=== Exercise instructions ===
Convert the records, from the start through the line containing "tab-share[interactable]: Share [349, 19, 398, 37]", into a Markdown table with the columns Row and Line. Put each line's number in Row and the line in Line, and leave out blank lines.
+ + + + + + +
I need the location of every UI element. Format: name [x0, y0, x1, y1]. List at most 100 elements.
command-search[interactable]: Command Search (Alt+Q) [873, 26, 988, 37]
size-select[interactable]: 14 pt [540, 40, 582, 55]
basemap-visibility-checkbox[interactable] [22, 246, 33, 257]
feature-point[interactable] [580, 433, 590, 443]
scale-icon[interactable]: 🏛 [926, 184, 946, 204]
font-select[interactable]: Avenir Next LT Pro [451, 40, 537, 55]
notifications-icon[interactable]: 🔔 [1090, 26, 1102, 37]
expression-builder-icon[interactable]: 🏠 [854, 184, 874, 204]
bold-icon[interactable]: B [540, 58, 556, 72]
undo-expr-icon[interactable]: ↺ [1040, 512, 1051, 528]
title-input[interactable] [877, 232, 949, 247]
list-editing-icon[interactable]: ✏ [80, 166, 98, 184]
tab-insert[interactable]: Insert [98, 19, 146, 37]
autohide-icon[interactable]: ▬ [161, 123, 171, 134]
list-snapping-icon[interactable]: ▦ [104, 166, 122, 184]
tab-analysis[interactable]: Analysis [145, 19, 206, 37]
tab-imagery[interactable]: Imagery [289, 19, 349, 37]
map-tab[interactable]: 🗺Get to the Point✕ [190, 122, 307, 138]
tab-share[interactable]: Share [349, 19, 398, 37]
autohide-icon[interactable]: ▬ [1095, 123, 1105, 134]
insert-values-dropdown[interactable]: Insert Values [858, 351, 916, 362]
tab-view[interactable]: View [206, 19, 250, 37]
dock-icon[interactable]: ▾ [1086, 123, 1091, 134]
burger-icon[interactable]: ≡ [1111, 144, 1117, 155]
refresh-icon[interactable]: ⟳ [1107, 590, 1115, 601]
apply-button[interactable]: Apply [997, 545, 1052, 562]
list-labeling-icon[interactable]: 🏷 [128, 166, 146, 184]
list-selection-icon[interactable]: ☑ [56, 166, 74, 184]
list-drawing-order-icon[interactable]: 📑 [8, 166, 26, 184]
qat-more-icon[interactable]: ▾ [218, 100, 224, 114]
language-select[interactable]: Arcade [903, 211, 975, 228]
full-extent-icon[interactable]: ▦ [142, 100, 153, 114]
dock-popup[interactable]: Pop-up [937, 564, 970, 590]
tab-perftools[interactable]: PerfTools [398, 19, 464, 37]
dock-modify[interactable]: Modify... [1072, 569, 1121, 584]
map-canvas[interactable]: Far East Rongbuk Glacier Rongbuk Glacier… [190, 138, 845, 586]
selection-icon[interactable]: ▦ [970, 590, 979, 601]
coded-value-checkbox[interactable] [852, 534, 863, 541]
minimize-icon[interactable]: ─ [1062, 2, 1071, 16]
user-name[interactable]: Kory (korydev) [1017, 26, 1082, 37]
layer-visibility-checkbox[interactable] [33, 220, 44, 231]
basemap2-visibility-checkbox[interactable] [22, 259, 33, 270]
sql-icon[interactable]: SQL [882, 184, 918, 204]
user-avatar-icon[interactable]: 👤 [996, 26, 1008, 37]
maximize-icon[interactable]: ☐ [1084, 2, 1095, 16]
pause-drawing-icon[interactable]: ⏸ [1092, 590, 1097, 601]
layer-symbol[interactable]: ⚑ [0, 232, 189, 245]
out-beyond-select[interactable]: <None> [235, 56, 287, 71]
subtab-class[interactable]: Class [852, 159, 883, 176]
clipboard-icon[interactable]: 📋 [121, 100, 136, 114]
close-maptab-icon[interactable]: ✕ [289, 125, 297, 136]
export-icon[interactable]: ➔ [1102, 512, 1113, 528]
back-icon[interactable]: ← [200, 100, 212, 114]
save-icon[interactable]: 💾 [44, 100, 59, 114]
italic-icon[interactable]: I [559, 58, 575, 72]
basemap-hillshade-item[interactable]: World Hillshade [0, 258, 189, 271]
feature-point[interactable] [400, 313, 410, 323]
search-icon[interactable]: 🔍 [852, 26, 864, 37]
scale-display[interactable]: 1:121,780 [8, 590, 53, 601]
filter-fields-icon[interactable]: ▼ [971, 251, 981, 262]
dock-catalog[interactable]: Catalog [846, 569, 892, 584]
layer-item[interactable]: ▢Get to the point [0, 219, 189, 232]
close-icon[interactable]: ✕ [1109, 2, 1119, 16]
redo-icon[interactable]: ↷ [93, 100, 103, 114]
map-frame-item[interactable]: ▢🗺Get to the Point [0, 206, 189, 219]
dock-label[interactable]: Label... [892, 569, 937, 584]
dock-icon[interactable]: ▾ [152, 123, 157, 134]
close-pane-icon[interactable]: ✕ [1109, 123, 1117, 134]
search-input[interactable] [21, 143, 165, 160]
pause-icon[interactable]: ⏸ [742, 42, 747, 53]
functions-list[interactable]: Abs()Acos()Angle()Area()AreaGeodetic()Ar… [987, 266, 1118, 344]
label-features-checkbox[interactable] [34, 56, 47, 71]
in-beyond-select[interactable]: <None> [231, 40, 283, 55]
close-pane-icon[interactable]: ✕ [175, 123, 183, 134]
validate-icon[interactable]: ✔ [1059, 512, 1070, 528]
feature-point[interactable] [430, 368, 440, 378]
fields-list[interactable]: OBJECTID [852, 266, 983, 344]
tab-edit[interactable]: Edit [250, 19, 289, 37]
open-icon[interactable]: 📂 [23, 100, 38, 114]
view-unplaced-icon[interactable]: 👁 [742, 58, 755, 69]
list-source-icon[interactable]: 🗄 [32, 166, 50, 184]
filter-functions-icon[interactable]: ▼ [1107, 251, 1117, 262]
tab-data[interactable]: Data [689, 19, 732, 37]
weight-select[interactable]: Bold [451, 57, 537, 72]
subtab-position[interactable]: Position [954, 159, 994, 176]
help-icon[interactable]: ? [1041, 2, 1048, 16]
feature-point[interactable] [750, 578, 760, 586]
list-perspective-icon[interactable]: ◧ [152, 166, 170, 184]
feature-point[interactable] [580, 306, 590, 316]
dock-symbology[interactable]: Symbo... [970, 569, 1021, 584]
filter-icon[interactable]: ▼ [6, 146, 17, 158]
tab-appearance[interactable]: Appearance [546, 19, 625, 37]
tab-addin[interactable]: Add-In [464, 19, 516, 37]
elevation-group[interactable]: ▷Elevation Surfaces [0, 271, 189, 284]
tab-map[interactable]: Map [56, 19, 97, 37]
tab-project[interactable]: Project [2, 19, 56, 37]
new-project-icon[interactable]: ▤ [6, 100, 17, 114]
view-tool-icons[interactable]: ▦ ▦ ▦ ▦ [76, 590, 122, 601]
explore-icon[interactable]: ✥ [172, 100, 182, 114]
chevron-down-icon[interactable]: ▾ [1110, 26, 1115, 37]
+ + + + + + +
=== Result of this task ===
| Row | Line |
|---|---|
| 1 | I need the location of every UI element. Format: name [x0, y0, x1, y1]. List at most 100 elements. |
| 2 | command-search[interactable]: Command Search (Alt+Q) [873, 26, 988, 37] |
| 3 | size-select[interactable]: 14 pt [540, 40, 582, 55] |
| 4 | basemap-visibility-checkbox[interactable] [22, 246, 33, 257] |
| 5 | feature-point[interactable] [580, 433, 590, 443] |
| 6 | scale-icon[interactable]: 🏛 [926, 184, 946, 204] |
| 7 | font-select[interactable]: Avenir Next LT Pro [451, 40, 537, 55] |
| 8 | notifications-icon[interactable]: 🔔 [1090, 26, 1102, 37] |
| 9 | expression-builder-icon[interactable]: 🏠 [854, 184, 874, 204] |
| 10 | bold-icon[interactable]: B [540, 58, 556, 72] |
| 11 | undo-expr-icon[interactable]: ↺ [1040, 512, 1051, 528] |
| 12 | title-input[interactable] [877, 232, 949, 247] |
| 13 | list-editing-icon[interactable]: ✏ [80, 166, 98, 184] |
| 14 | tab-insert[interactable]: Insert [98, 19, 146, 37] |
| 15 | autohide-icon[interactable]: ▬ [161, 123, 171, 134] |
| 16 | list-snapping-icon[interactable]: ▦ [104, 166, 122, 184] |
| 17 | tab-analysis[interactable]: Analysis [145, 19, 206, 37] |
| 18 | tab-imagery[interactable]: Imagery [289, 19, 349, 37] |
| 19 | map-tab[interactable]: 🗺Get to the Point✕ [190, 122, 307, 138] |
| 20 | tab-share[interactable]: Share [349, 19, 398, 37] |